Problem description: Pull out every line with the word "Amplitude" from the entries below.

Supplied records:
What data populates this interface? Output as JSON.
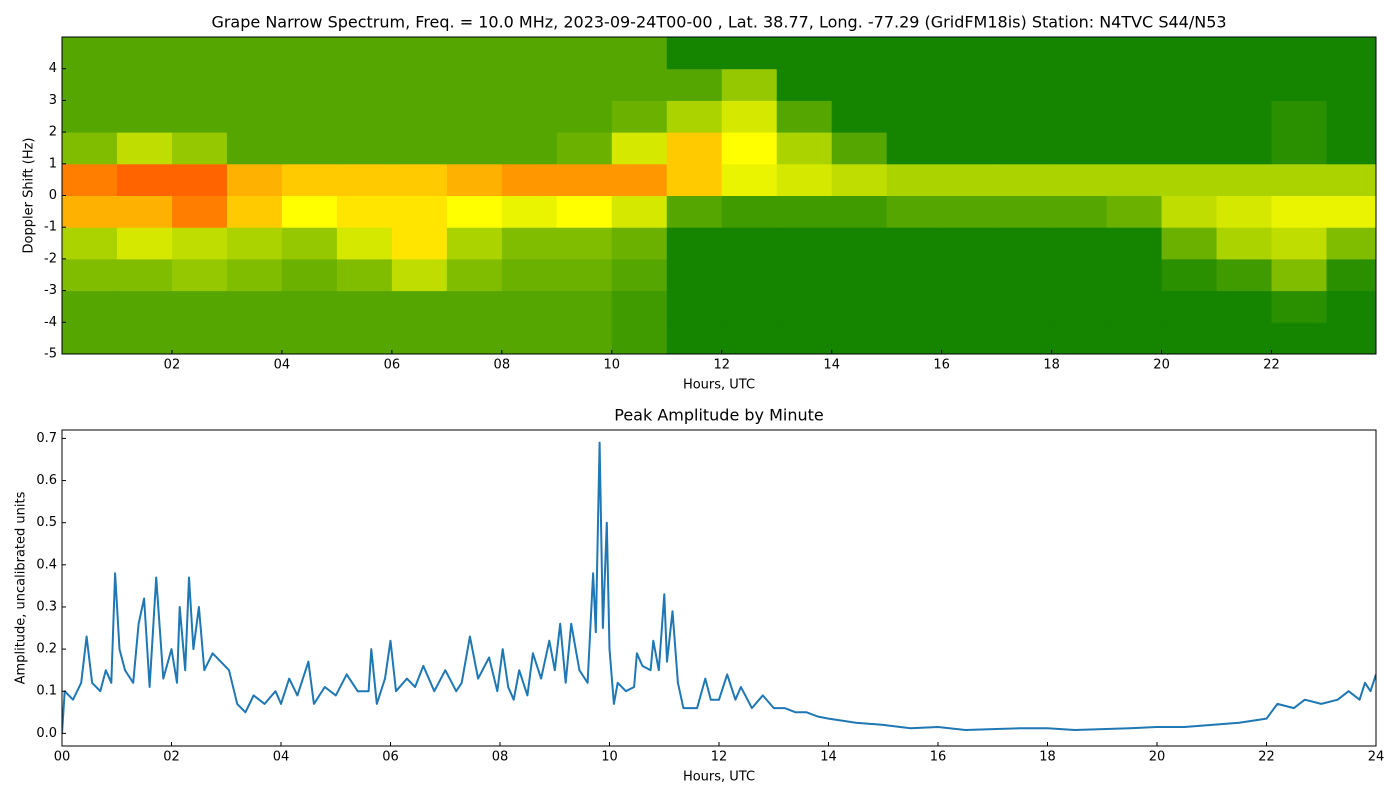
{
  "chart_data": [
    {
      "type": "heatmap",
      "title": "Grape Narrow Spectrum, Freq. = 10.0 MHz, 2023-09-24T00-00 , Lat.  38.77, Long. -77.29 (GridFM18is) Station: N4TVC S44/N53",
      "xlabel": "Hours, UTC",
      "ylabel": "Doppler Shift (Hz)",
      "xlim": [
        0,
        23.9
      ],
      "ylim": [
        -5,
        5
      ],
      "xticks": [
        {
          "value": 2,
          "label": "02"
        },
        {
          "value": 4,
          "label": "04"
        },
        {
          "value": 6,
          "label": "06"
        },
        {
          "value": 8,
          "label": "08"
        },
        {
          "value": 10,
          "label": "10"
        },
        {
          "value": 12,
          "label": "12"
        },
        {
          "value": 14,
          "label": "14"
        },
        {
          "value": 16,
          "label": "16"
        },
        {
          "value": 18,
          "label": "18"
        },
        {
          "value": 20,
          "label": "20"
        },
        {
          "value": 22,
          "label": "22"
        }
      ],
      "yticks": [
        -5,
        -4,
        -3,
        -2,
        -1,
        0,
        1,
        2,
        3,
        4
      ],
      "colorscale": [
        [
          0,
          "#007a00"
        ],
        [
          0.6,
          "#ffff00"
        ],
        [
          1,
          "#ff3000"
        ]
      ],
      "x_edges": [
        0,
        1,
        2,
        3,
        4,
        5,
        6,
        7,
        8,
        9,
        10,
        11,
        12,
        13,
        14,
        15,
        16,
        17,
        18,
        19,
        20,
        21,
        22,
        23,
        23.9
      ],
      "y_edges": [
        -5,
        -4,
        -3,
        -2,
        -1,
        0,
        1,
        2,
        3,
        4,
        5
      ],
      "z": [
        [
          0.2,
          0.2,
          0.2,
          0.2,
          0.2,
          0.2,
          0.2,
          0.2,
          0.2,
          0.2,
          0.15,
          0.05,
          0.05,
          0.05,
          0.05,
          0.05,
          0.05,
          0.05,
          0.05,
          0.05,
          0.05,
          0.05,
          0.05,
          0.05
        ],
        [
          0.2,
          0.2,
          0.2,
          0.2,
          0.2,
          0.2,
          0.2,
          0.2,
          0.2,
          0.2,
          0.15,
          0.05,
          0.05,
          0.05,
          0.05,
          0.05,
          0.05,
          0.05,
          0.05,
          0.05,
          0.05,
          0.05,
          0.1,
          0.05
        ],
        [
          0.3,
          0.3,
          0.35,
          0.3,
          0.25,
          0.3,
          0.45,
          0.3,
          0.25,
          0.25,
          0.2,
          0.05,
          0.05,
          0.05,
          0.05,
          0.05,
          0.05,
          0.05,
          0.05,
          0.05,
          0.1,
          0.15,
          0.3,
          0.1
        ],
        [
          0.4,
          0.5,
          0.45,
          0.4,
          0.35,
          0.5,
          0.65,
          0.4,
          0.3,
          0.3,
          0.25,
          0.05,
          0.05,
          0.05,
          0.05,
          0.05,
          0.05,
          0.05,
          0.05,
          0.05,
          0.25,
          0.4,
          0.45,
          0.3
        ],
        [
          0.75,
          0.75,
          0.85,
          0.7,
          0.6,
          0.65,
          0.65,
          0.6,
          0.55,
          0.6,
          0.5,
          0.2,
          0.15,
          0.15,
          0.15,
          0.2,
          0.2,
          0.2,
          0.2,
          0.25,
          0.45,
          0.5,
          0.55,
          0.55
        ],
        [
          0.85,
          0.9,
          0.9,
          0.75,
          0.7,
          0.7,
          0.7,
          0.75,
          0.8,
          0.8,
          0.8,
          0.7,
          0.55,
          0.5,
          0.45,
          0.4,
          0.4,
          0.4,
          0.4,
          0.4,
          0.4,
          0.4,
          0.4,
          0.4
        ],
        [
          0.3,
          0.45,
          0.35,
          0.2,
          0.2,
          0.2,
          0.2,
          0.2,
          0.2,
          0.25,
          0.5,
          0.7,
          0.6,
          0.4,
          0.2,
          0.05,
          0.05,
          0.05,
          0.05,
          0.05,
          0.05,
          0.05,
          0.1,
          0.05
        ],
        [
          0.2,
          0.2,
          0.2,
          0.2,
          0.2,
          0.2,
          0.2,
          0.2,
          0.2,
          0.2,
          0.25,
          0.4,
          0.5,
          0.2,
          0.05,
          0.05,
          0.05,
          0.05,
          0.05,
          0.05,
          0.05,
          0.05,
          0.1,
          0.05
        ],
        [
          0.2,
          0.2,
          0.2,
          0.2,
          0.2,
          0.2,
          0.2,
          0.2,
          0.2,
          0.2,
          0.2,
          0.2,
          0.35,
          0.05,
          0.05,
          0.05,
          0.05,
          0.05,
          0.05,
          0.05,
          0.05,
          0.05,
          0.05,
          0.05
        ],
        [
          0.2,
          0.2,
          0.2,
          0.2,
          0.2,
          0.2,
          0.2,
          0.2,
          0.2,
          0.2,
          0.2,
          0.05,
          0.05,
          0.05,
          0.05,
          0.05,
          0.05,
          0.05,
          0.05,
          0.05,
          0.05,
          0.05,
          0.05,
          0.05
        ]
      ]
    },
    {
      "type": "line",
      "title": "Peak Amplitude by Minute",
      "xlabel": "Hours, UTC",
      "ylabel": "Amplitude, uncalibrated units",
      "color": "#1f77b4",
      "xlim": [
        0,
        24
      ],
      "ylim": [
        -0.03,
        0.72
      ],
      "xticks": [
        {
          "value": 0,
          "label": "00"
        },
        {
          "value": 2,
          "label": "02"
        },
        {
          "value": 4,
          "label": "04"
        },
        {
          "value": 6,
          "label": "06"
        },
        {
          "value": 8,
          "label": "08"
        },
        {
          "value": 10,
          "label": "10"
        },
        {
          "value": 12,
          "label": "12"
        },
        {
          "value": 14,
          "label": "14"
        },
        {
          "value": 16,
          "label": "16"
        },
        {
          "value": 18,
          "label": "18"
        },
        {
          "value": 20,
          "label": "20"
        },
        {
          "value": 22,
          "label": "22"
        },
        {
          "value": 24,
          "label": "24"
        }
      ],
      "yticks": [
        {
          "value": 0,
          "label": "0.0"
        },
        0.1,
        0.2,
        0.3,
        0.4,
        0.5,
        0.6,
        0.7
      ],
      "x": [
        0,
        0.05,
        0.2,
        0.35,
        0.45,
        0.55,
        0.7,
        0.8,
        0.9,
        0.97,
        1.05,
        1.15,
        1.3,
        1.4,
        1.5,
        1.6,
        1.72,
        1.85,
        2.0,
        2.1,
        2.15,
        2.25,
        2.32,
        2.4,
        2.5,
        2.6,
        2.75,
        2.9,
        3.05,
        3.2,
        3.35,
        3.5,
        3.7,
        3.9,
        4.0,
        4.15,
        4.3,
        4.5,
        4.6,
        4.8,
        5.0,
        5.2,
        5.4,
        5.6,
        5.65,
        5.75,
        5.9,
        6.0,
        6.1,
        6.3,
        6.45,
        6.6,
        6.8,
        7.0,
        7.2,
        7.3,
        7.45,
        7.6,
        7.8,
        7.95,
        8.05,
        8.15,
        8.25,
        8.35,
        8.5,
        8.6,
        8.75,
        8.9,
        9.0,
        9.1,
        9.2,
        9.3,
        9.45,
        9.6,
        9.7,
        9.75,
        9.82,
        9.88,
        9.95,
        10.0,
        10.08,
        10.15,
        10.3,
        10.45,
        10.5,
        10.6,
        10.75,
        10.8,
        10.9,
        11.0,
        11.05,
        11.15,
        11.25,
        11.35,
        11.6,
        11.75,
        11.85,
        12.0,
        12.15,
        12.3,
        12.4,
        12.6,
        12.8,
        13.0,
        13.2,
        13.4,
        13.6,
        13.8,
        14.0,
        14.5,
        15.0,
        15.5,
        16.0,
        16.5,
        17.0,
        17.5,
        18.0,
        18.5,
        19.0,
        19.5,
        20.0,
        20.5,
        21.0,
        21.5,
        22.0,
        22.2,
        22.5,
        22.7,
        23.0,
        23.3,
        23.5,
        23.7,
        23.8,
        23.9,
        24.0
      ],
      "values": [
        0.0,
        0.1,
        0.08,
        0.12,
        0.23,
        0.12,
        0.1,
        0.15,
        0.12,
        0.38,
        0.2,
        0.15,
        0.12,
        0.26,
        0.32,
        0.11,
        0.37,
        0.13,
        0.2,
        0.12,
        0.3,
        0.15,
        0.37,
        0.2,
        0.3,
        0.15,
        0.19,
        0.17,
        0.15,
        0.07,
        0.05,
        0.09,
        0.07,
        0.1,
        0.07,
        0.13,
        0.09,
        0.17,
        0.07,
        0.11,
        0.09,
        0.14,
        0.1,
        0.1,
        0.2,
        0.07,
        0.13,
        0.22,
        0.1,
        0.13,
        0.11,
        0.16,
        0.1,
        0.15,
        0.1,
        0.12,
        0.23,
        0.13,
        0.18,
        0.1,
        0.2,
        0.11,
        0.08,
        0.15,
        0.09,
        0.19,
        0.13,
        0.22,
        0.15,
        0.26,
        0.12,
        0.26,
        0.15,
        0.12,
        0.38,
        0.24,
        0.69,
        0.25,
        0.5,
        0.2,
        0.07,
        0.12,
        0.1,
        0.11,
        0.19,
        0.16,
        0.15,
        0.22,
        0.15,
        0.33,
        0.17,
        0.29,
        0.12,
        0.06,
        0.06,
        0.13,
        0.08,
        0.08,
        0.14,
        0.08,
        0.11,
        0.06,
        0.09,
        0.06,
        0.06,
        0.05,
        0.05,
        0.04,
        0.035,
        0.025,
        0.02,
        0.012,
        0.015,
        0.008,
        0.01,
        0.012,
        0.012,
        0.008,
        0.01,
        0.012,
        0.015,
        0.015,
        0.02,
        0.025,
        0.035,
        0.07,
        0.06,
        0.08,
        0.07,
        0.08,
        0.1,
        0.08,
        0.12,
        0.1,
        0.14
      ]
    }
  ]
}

Exercise result:
      "title": "Peak Amplitude by Minute",
      "ylabel": "Amplitude, uncalibrated units",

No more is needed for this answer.